> **Brief**:
Write down each entry again, exactly as it reads.

[Records from a collection of figures]
:::::

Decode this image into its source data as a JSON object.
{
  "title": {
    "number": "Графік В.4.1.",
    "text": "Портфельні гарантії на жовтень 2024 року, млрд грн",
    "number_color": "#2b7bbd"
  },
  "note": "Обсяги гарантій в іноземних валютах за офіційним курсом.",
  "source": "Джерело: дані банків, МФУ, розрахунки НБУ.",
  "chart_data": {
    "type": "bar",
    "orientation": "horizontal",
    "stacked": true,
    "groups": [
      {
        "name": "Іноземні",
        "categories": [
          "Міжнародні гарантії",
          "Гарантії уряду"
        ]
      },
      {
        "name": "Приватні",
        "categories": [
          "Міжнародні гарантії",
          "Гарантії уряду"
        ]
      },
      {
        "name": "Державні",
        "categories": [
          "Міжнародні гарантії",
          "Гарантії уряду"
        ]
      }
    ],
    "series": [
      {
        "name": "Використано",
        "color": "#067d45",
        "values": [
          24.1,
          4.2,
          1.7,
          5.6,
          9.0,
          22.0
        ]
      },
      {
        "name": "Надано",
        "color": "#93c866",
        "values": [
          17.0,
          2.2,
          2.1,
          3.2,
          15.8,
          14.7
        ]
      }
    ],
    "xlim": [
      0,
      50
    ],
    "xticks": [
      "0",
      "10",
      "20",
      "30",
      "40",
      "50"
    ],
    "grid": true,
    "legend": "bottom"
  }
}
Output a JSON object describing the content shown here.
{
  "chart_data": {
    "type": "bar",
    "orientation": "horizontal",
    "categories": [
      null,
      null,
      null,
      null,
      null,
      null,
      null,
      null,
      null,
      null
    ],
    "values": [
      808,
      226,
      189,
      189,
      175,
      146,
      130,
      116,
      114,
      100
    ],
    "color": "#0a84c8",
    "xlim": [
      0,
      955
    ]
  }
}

:::::

> **Solution to the exercise**:
Decode this image into its source data as a JSON object.
{
  "title": {
    "number": "Графік В.4.1.",
    "text": "Портфельні гарантії на жовтень 2024 року, млрд грн",
    "number_color": "#2b7bbd"
  },
  "note": "Обсяги гарантій в іноземних валютах за офіційним курсом.",
  "source": "Джерело: дані банків, МФУ, розрахунки НБУ.",
  "chart_data": {
    "type": "bar",
    "orientation": "horizontal",
    "stacked": true,
    "groups": [
      {
        "name": "Іноземні",
        "categories": [
          "Міжнародні гарантії",
          "Гарантії уряду"
        ]
      },
      {
        "name": "Приватні",
        "categories": [
          "Міжнародні гарантії",
          "Гарантії уряду"
        ]
      },
      {
        "name": "Державні",
        "categories": [
          "Міжнародні гарантії",
          "Гарантії уряду"
        ]
      }
    ],
    "series": [
      {
        "name": "Використано",
        "color": "#067d45",
        "values": [
          24.1,
          4.2,
          1.7,
          5.6,
          9.0,
          22.0
        ]
      },
      {
        "name": "Надано",
        "color": "#93c866",
        "values": [
          17.0,
          2.2,
          2.1,
          3.2,
          15.8,
          14.7
        ]
      }
    ],
    "xlim": [
      0,
      50
    ],
    "xticks": [
      "0",
      "10",
      "20",
      "30",
      "40",
      "50"
    ],
    "grid": true,
    "legend": "bottom"
  }
}
Output a JSON object describing the content shown here.
{
  "chart_data": {
    "type": "bar",
    "orientation": "horizontal",
    "categories": [
      null,
      null,
      null,
      null,
      null,
      null,
      null,
      null,
      null,
      null
    ],
    "values": [
      808,
      226,
      189,
      189,
      175,
      146,
      130,
      116,
      114,
      100
    ],
    "color": "#0a84c8",
    "xlim": [
      0,
      955
    ]
  }
}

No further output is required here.